==== DATA ROWS

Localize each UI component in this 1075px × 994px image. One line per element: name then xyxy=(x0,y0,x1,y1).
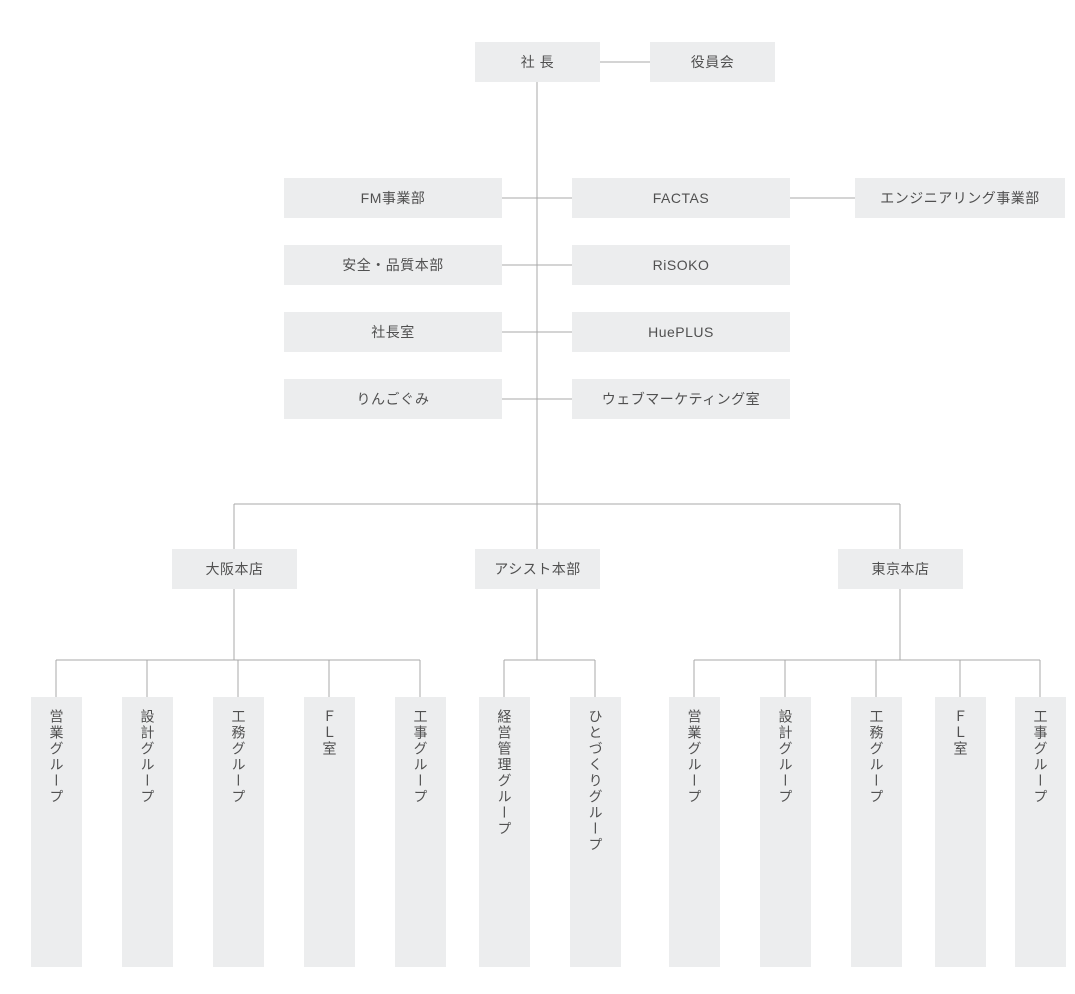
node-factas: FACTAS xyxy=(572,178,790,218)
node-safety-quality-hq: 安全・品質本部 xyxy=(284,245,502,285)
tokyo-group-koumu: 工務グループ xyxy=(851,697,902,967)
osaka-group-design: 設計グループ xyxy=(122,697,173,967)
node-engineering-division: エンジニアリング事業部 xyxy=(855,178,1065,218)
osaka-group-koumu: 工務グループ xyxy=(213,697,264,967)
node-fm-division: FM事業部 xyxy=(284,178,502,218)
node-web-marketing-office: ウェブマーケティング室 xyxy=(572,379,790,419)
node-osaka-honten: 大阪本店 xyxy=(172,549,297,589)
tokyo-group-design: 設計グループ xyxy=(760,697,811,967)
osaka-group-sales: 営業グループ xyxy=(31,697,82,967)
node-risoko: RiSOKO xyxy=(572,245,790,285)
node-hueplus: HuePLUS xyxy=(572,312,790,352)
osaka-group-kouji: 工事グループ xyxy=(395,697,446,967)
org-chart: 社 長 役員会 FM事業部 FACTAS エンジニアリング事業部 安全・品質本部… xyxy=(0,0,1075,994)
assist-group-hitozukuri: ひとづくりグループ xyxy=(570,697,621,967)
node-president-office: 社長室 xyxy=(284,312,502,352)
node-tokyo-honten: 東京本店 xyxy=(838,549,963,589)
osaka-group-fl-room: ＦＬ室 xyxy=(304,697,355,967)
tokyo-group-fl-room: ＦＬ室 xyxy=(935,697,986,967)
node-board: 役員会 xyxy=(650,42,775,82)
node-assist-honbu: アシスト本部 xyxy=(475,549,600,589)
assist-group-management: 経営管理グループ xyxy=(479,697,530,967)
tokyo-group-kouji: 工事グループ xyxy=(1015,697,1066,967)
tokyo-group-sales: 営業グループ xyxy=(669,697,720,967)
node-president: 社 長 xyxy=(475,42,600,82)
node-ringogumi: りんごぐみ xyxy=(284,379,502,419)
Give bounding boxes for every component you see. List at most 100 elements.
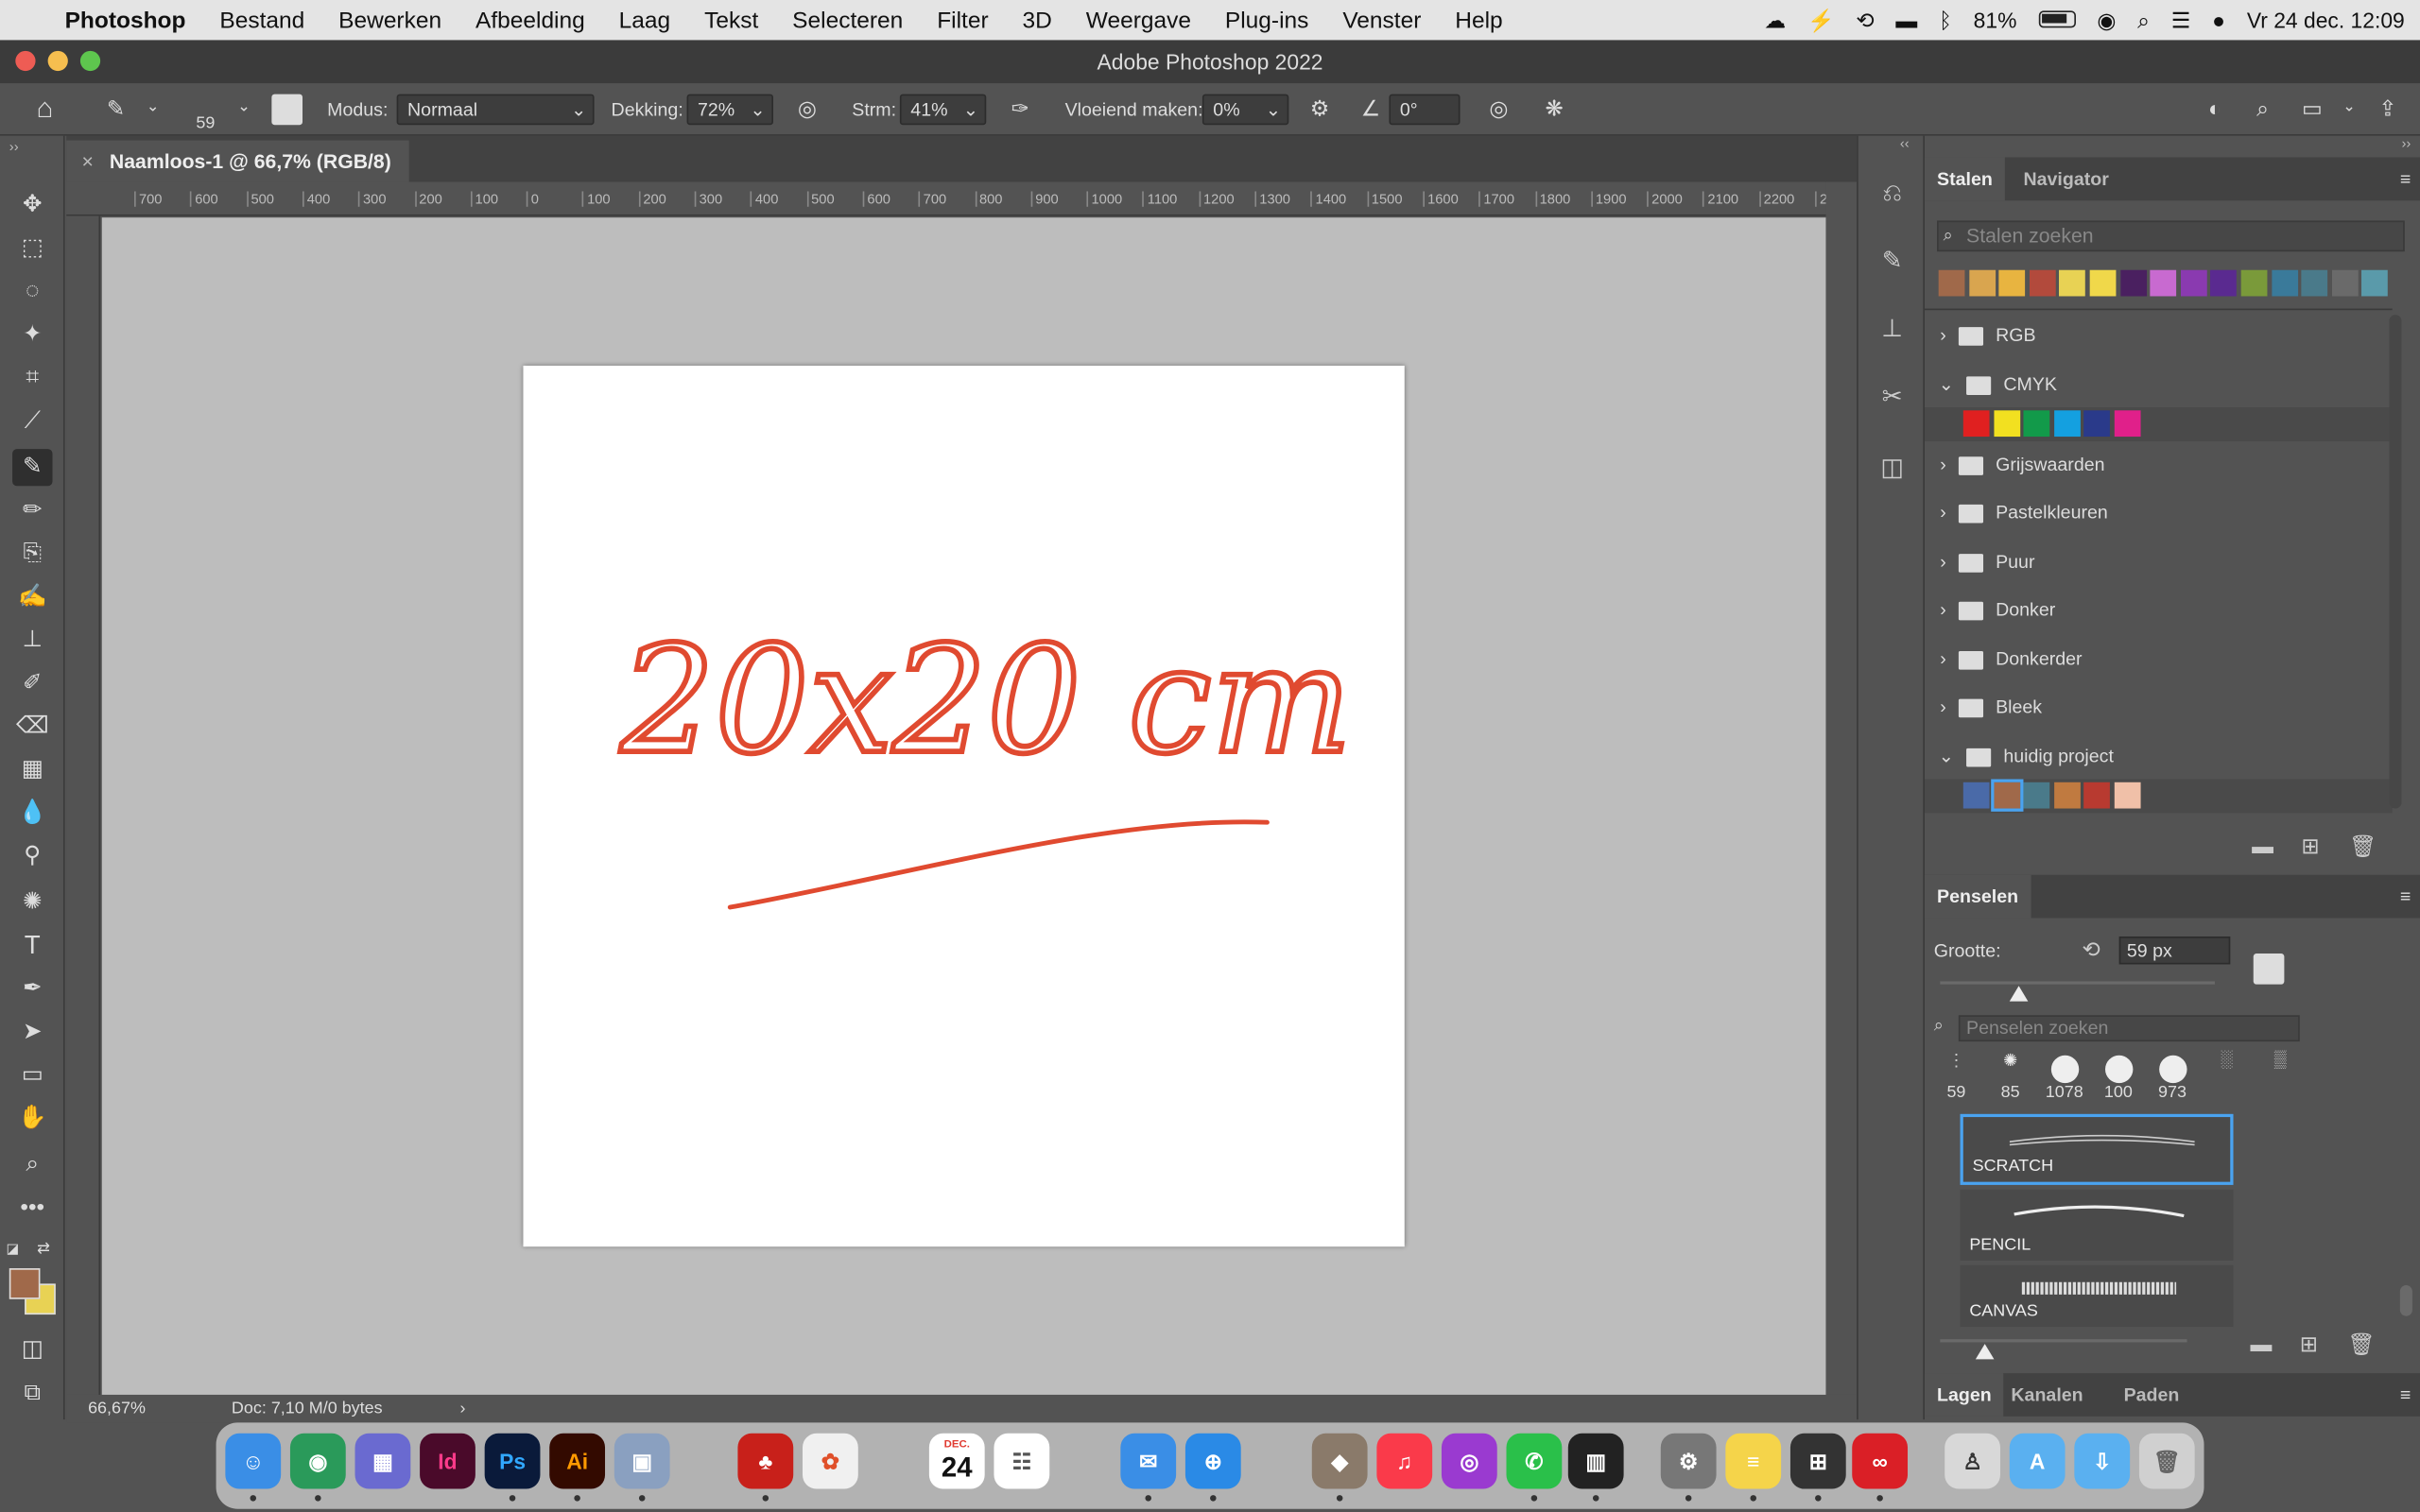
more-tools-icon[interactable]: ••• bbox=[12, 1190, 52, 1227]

========

*EXERCISE AIM*
Can you copy every line of the records above character for character, omitting the pictures?

*SOLUTION TO THIS TASK*
Localize each UI component in this 1075px × 994px image. One line per element: name then xyxy=(x0,y0,x1,y1).
node-factas: FACTAS xyxy=(572,178,790,218)
node-safety-quality-hq: 安全・品質本部 xyxy=(284,245,502,285)
tokyo-group-koumu: 工務グループ xyxy=(851,697,902,967)
osaka-group-design: 設計グループ xyxy=(122,697,173,967)
node-engineering-division: エンジニアリング事業部 xyxy=(855,178,1065,218)
osaka-group-koumu: 工務グループ xyxy=(213,697,264,967)
node-fm-division: FM事業部 xyxy=(284,178,502,218)
node-web-marketing-office: ウェブマーケティング室 xyxy=(572,379,790,419)
node-osaka-honten: 大阪本店 xyxy=(172,549,297,589)
tokyo-group-design: 設計グループ xyxy=(760,697,811,967)
osaka-group-sales: 営業グループ xyxy=(31,697,82,967)
node-risoko: RiSOKO xyxy=(572,245,790,285)
node-hueplus: HuePLUS xyxy=(572,312,790,352)
osaka-group-kouji: 工事グループ xyxy=(395,697,446,967)
org-chart: 社 長 役員会 FM事業部 FACTAS エンジニアリング事業部 安全・品質本部… xyxy=(0,0,1075,994)
assist-group-hitozukuri: ひとづくりグループ xyxy=(570,697,621,967)
node-president-office: 社長室 xyxy=(284,312,502,352)
node-tokyo-honten: 東京本店 xyxy=(838,549,963,589)
osaka-group-fl-room: ＦＬ室 xyxy=(304,697,355,967)
tokyo-group-fl-room: ＦＬ室 xyxy=(935,697,986,967)
node-board: 役員会 xyxy=(650,42,775,82)
node-assist-honbu: アシスト本部 xyxy=(475,549,600,589)
assist-group-management: 経営管理グループ xyxy=(479,697,530,967)
tokyo-group-kouji: 工事グループ xyxy=(1015,697,1066,967)
tokyo-group-sales: 営業グループ xyxy=(669,697,720,967)
node-president: 社 長 xyxy=(475,42,600,82)
node-ringogumi: りんごぐみ xyxy=(284,379,502,419)
Give bounding boxes for every component you see. List at most 100 elements.
more-tools-icon[interactable]: ••• bbox=[12, 1190, 52, 1227]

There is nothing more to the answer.